— SUPPLIED PASSAGE —

Doodle Abstracts 1

I doodle. Sometimes I elaborate my doodles, rarely I implementish them. As with Art Project 1, I suspect there will be a series of these, thus the numeration. Here are some ideas from doodles and for doodles.

Doodle Abstract 1. Superlongtermism. A red dwarf star with a full-capture Dyson cloud of techne orbiting. Actually, a just-sub-red-dwarf. Some cloud elements are projecting light nucleus plasma beams into it to keep the fusion going under positive control. Maybe it’s not a cloud, but an actual Dyson sphere, situated to provide a 1 g surface. The sphere captures all the star’s material output, recycling any light nuclei for fusion and retaining the heavier nuclei as a resource. The main material resource is the original stellar system, which has been re-assembled as the sphere, with any remaining atoms stored in a slag planet and its moons, and an ore planet and its moons. Any interstellar material traveling through is captured as a resource. In the far future this could be the motivation for war.

— SUPPLIED ENTRIES —
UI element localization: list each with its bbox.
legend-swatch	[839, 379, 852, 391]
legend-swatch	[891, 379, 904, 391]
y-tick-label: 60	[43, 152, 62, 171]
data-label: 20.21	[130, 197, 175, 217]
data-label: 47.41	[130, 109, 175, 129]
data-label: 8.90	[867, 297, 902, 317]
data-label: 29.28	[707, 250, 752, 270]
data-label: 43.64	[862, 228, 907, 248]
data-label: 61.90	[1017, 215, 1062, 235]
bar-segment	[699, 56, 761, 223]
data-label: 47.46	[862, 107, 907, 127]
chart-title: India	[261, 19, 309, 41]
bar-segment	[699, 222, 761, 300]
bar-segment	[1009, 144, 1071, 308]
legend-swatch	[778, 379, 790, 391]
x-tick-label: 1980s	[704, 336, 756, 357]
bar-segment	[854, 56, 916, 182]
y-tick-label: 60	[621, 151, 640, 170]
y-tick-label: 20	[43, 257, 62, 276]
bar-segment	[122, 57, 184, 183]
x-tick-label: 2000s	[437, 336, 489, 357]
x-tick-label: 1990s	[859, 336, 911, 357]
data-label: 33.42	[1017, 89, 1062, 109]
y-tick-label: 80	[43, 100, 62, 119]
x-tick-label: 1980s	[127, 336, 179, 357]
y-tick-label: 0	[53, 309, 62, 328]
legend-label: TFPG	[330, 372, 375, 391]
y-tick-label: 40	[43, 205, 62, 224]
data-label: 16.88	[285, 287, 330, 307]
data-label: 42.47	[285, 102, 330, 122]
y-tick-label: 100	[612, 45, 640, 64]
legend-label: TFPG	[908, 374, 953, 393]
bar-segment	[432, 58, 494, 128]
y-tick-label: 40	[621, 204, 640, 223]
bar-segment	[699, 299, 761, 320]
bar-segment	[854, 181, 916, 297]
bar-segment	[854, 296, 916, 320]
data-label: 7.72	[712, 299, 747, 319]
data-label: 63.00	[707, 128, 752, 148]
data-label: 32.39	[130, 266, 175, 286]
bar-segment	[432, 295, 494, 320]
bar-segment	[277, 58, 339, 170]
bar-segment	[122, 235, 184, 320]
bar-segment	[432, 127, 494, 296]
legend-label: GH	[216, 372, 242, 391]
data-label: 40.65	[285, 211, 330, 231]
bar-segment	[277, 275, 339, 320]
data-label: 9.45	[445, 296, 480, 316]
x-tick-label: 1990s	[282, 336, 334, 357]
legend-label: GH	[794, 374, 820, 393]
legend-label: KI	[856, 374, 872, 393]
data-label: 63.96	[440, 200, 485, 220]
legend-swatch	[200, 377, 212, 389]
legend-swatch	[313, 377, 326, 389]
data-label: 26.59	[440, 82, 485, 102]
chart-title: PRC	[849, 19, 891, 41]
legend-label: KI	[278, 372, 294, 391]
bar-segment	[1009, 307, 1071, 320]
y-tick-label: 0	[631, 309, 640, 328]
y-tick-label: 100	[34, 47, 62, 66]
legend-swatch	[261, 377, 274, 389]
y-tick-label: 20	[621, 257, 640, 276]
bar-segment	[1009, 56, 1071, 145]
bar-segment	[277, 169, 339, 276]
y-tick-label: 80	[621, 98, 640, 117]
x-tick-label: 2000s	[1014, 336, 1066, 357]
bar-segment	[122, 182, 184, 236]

— TASKS AND EXERCISES —
a. According to the Doodle Abstracts text, where are any remaining atoms of the original stellar system stored?
b. From the Doodle Abstracts text, copy word for word the part that opens with the words containing "Doodle Abstract 1." and closes with "motivation for war.".

— REPLIES —
a. In a slag planet and its moons, and an ore planet and its moons.

b.
Doodle Abstract 1. Superlongtermism. A red dwarf star with a full-capture Dyson cloud of techne orbiting. Actually, a just-sub-red-dwarf. Some cloud elements are projecting light nucleus plasma beams into it to keep the fusion going under positive control. Maybe it’s not a cloud, but an actual Dyson sphere, situated to provide a 1 g surface. The sphere captures all the star’s material output, recycling any light nuclei for fusion and retaining the heavier nuclei as a resource. The main material resource is the original stellar system, which has been re-assembled as the sphere, with any remaining atoms stored in a slag planet and its moons, and an ore planet and its moons. Any interstellar material traveling through is captured as a resource. In the far future this could be the motivation for war.